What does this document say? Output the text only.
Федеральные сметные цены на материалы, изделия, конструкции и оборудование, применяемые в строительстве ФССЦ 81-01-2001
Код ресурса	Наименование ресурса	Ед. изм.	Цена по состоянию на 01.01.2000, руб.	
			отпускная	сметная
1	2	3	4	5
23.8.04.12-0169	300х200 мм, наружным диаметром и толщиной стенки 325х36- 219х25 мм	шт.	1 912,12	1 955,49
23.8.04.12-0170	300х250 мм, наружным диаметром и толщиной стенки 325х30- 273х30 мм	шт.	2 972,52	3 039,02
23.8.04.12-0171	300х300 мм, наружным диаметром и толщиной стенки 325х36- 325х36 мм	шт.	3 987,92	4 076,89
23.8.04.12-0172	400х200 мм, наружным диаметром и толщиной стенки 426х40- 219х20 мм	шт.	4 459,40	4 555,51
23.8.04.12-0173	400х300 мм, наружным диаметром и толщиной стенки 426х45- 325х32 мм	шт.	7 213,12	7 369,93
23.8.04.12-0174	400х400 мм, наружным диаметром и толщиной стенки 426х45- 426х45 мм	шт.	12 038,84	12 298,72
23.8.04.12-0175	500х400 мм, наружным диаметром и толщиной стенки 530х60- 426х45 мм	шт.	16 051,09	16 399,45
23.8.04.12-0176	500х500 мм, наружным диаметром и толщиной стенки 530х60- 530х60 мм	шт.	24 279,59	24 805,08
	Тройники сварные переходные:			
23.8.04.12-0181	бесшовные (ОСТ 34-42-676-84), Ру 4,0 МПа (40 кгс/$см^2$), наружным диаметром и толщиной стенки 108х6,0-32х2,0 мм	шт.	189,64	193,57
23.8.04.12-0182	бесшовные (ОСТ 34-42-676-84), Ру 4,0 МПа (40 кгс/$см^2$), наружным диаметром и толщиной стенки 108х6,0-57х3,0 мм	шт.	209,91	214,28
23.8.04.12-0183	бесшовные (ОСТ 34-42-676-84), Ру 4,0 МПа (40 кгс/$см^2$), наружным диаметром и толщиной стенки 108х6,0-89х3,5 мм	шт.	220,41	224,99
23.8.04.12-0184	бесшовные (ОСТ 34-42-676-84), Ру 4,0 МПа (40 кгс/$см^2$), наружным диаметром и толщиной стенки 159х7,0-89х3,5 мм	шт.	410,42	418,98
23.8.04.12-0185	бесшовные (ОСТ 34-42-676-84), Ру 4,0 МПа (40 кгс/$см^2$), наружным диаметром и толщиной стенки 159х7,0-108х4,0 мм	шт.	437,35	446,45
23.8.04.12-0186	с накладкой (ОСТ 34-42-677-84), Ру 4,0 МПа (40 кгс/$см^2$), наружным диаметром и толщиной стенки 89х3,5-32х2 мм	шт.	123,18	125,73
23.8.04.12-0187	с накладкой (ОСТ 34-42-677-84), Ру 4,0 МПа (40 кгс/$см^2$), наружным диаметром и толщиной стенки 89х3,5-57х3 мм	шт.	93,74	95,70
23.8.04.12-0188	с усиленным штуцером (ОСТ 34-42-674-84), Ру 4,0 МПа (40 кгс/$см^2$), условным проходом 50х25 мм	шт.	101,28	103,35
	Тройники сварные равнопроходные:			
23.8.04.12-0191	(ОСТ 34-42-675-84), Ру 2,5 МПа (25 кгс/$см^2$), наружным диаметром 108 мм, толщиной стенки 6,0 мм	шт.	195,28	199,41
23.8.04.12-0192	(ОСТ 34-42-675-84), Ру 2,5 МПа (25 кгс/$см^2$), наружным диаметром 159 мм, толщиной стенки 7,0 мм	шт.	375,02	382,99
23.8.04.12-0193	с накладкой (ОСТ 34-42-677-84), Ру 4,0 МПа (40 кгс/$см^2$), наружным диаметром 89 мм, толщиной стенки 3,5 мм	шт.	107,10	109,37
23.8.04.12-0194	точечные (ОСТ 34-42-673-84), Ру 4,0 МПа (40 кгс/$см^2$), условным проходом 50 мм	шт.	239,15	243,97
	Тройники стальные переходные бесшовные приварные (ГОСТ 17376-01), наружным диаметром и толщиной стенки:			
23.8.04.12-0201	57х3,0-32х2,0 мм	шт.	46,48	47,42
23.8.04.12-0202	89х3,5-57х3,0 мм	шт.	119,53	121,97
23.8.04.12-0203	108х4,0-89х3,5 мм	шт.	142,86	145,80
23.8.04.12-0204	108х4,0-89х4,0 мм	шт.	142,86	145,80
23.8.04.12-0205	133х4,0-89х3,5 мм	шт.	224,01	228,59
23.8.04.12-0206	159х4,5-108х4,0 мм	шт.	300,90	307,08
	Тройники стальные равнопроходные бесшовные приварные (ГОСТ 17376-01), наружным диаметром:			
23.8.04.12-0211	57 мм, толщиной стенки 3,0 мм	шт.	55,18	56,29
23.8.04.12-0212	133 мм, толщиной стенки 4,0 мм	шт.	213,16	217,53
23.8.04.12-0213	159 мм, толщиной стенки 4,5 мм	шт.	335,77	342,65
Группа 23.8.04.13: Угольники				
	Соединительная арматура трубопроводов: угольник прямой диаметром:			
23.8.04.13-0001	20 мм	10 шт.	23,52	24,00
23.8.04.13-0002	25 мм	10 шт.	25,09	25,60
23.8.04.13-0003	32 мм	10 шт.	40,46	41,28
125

Problem requirements:
Each entry above is to be set down again in exactly the same words.

Answer to the problem:
What does this document say? Output the text only.
Федеральные сметные цены на материалы, изделия, конструкции и оборудование, применяемые в строительстве ФССЦ 81-01-2001
Код ресурса	Наименование ресурса	Ед. изм.	Цена по состоянию на 01.01.2000, руб.	
			отпускная	сметная
1	2	3	4	5
23.8.04.12-0169	300х200 мм, наружным диаметром и толщиной стенки 325х36- 219х25 мм	шт.	1 912,12	1 955,49
23.8.04.12-0170	300х250 мм, наружным диаметром и толщиной стенки 325х30- 273х30 мм	шт.	2 972,52	3 039,02
23.8.04.12-0171	300х300 мм, наружным диаметром и толщиной стенки 325х36- 325х36 мм	шт.	3 987,92	4 076,89
23.8.04.12-0172	400х200 мм, наружным диаметром и толщиной стенки 426х40- 219х20 мм	шт.	4 459,40	4 555,51
23.8.04.12-0173	400х300 мм, наружным диаметром и толщиной стенки 426х45- 325х32 мм	шт.	7 213,12	7 369,93
23.8.04.12-0174	400х400 мм, наружным диаметром и толщиной стенки 426х45- 426х45 мм	шт.	12 038,84	12 298,72
23.8.04.12-0175	500х400 мм, наружным диаметром и толщиной стенки 530х60- 426х45 мм	шт.	16 051,09	16 399,45
23.8.04.12-0176	500х500 мм, наружным диаметром и толщиной стенки 530х60- 530х60 мм	шт.	24 279,59	24 805,08
	Тройники сварные переходные:			
23.8.04.12-0181	бесшовные (ОСТ 34-42-676-84), Ру 4,0 МПа (40 кгс/$см^2$), наружным диаметром и толщиной стенки 108х6,0-32х2,0 мм	шт.	189,64	193,57
23.8.04.12-0182	бесшовные (ОСТ 34-42-676-84), Ру 4,0 МПа (40 кгс/$см^2$), наружным диаметром и толщиной стенки 108х6,0-57х3,0 мм	шт.	209,91	214,28
23.8.04.12-0183	бесшовные (ОСТ 34-42-676-84), Ру 4,0 МПа (40 кгс/$см^2$), наружным диаметром и толщиной стенки 108х6,0-89х3,5 мм	шт.	220,41	224,99
23.8.04.12-0184	бесшовные (ОСТ 34-42-676-84), Ру 4,0 МПа (40 кгс/$см^2$), наружным диаметром и толщиной стенки 159х7,0-89х3,5 мм	шт.	410,42	418,98
23.8.04.12-0185	бесшовные (ОСТ 34-42-676-84), Ру 4,0 МПа (40 кгс/$см^2$), наружным диаметром и толщиной стенки 159х7,0-108х4,0 мм	шт.	437,35	446,45
23.8.04.12-0186	с накладкой (ОСТ 34-42-677-84), Ру 4,0 МПа (40 кгс/$см^2$), наружным диаметром и толщиной стенки 89х3,5-32х2 мм	шт.	123,18	125,73
23.8.04.12-0187	с накладкой (ОСТ 34-42-677-84), Ру 4,0 МПа (40 кгс/$см^2$), наружным диаметром и толщиной стенки 89х3,5-57х3 мм	шт.	93,74	95,70
23.8.04.12-0188	с усиленным штуцером (ОСТ 34-42-674-84), Ру 4,0 МПа (40 кгс/$см^2$), условным проходом 50х25 мм	шт.	101,28	103,35
	Тройники сварные равнопроходные:			
23.8.04.12-0191	(ОСТ 34-42-675-84), Ру 2,5 МПа (25 кгс/$см^2$), наружным диаметром 108 мм, толщиной стенки 6,0 мм	шт.	195,28	199,41
23.8.04.12-0192	(ОСТ 34-42-675-84), Ру 2,5 МПа (25 кгс/$см^2$), наружным диаметром 159 мм, толщиной стенки 7,0 мм	шт.	375,02	382,99
23.8.04.12-0193	с накладкой (ОСТ 34-42-677-84), Ру 4,0 МПа (40 кгс/$см^2$), наружным диаметром 89 мм, толщиной стенки 3,5 мм	шт.	107,10	109,37
23.8.04.12-0194	точечные (ОСТ 34-42-673-84), Ру 4,0 МПа (40 кгс/$см^2$), условным проходом 50 мм	шт.	239,15	243,97
	Тройники стальные переходные бесшовные приварные (ГОСТ 17376-01), наружным диаметром и толщиной стенки:			
23.8.04.12-0201	57х3,0-32х2,0 мм	шт.	46,48	47,42
23.8.04.12-0202	89х3,5-57х3,0 мм	шт.	119,53	121,97
23.8.04.12-0203	108х4,0-89х3,5 мм	шт.	142,86	145,80
23.8.04.12-0204	108х4,0-89х4,0 мм	шт.	142,86	145,80
23.8.04.12-0205	133х4,0-89х3,5 мм	шт.	224,01	228,59
23.8.04.12-0206	159х4,5-108х4,0 мм	шт.	300,90	307,08
	Тройники стальные равнопроходные бесшовные приварные (ГОСТ 17376-01), наружным диаметром:			
23.8.04.12-0211	57 мм, толщиной стенки 3,0 мм	шт.	55,18	56,29
23.8.04.12-0212	133 мм, толщиной стенки 4,0 мм	шт.	213,16	217,53
23.8.04.12-0213	159 мм, толщиной стенки 4,5 мм	шт.	335,77	342,65
Группа 23.8.04.13: Угольники				
	Соединительная арматура трубопроводов: угольник прямой диаметром:			
23.8.04.13-0001	20 мм	10 шт.	23,52	24,00
23.8.04.13-0002	25 мм	10 шт.	25,09	25,60
23.8.04.13-0003	32 мм	10 шт.	40,46	41,28
125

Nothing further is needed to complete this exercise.